[PROVIDED PASSAGE]
I remember saying that the extinction of species due to CAGW was a total pile of shite way back then. Why am I, who doesn’t have a penny to gain in the scam, correct yet again?

heysuess
March 28, 2014 11:07 am

Reality DROPS, right Al?
I had to check twice, because my first thought was ‘The Onion’. ho ho

H.R.
March 28, 2014 11:10 am

“Oops! Our bad. We can’t give back your money. We spent it. Send more so we can fix the problems we caused.”
Sigh… I can’t even muster a primal scream any more.

Robert Wykoff
March 28, 2014 11:12 am

If a couple of degrees planet wide can cause so many species to become extinct, it is a wonder any life exists on this planet at all

JimS
March 28, 2014 11:17 am

Not so fast. Didn’t global warming make the Dodo and Passenger Pigeon extinct? Global warming is so flexible, given that it even produces record-breaking cold and snowy seasons, who is to say it can’t go back to the past and make species extinct. Hey, how about the Woolly Mammoth, the sabre-toothed cats, and the Aurochs, etc.

[RECORDS PROVIDED]
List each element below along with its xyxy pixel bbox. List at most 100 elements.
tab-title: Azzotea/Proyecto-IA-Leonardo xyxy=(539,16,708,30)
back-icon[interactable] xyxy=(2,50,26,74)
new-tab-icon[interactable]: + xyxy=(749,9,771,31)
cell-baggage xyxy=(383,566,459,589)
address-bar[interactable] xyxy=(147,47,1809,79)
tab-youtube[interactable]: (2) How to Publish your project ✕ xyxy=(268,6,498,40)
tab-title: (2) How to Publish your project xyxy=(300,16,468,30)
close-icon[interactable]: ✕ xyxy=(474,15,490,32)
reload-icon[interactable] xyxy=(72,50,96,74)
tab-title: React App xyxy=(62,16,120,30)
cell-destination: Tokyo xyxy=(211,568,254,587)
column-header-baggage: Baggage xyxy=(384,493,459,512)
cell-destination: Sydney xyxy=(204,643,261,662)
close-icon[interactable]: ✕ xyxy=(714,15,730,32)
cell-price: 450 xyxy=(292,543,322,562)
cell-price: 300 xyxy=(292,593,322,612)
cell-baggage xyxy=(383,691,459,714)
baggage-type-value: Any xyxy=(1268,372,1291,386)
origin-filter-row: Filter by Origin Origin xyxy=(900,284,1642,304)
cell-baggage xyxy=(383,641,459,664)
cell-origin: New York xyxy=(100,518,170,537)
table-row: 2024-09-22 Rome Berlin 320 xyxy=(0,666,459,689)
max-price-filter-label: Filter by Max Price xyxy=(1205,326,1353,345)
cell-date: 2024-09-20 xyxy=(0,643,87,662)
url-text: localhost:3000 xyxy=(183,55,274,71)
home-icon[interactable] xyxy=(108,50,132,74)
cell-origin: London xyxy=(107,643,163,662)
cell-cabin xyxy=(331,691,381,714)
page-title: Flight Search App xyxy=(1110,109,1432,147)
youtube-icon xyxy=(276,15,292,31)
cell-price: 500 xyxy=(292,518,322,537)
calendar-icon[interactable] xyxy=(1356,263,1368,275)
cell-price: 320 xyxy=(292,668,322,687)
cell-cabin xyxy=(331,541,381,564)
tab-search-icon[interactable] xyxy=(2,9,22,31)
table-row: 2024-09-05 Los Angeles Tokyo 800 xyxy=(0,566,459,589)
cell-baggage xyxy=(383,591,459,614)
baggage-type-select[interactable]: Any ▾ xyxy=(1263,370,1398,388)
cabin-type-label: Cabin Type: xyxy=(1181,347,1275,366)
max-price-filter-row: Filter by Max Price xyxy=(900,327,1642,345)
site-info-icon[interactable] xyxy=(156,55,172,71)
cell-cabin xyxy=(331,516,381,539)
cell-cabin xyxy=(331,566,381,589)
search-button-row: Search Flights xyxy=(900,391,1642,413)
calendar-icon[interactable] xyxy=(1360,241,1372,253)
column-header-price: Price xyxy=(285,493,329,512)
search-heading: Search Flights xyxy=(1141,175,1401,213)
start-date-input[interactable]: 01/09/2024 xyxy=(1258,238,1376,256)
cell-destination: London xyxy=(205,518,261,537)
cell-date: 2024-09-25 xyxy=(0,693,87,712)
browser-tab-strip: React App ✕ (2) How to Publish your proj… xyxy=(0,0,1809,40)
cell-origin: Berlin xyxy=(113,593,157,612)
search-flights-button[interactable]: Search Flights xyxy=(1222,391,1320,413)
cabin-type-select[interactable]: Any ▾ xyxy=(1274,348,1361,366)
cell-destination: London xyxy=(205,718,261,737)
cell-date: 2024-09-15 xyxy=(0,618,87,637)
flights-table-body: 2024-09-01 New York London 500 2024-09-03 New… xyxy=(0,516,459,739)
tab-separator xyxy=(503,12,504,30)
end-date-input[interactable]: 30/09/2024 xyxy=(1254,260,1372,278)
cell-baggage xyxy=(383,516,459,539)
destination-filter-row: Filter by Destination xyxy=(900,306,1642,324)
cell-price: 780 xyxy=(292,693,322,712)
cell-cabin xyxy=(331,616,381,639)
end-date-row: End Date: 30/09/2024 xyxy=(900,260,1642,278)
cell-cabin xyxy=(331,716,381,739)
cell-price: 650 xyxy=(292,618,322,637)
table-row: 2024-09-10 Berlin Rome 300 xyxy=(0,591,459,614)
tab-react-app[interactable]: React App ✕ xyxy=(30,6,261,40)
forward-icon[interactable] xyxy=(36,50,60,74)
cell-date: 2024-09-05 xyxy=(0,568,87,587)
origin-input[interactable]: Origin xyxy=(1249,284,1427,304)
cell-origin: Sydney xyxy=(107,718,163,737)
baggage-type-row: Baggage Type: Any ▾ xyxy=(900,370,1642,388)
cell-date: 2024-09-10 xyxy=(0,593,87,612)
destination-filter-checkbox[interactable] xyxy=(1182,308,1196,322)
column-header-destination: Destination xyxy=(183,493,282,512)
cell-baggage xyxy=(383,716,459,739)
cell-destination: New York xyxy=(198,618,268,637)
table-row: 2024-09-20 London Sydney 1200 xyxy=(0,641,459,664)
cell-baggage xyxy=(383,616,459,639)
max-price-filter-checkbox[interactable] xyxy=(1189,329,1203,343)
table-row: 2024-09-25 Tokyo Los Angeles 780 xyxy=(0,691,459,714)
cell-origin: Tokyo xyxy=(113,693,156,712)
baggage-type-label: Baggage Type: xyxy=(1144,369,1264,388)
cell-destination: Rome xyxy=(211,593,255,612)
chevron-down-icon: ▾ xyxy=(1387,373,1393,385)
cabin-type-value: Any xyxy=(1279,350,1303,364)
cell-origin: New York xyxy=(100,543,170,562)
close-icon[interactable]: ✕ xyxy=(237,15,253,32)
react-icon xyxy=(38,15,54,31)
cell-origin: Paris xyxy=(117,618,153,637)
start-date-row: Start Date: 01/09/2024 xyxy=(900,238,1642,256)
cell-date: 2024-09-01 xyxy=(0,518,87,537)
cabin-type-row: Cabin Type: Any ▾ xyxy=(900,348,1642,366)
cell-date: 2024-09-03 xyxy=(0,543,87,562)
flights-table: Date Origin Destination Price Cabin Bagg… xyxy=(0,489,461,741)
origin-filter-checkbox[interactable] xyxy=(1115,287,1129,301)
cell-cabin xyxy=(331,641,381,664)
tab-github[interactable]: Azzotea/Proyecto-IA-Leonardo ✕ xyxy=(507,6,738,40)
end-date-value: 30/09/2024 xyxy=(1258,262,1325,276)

[WHAT YOU ARE ASKED TO DO]
Rewrite the stretch of the comment thread from "March 28, 2014 11:10" through "the Aurochs, etc.", changing "Passenger Pigeon" to "Great Auk". The records have nothing to do with the comment thread.

[TASK ANSWER]
March 28, 2014 11:10 am

“Oops! Our bad. We can’t give back your money. We spent it. Send more so we can fix the problems we caused.”
Sigh… I can’t even muster a primal scream any more.

Robert Wykoff
March 28, 2014 11:12 am

If a couple of degrees planet wide can cause so many species to become extinct, it is a wonder any life exists on this planet at all

JimS
March 28, 2014 11:17 am

Not so fast. Didn’t global warming make the Dodo and Great Auk extinct? Global warming is so flexible, given that it even produces record-breaking cold and snowy seasons, who is to say it can’t go back to the past and make species extinct. Hey, how about the Woolly Mammoth, the sabre-toothed cats, and the Aurochs, etc.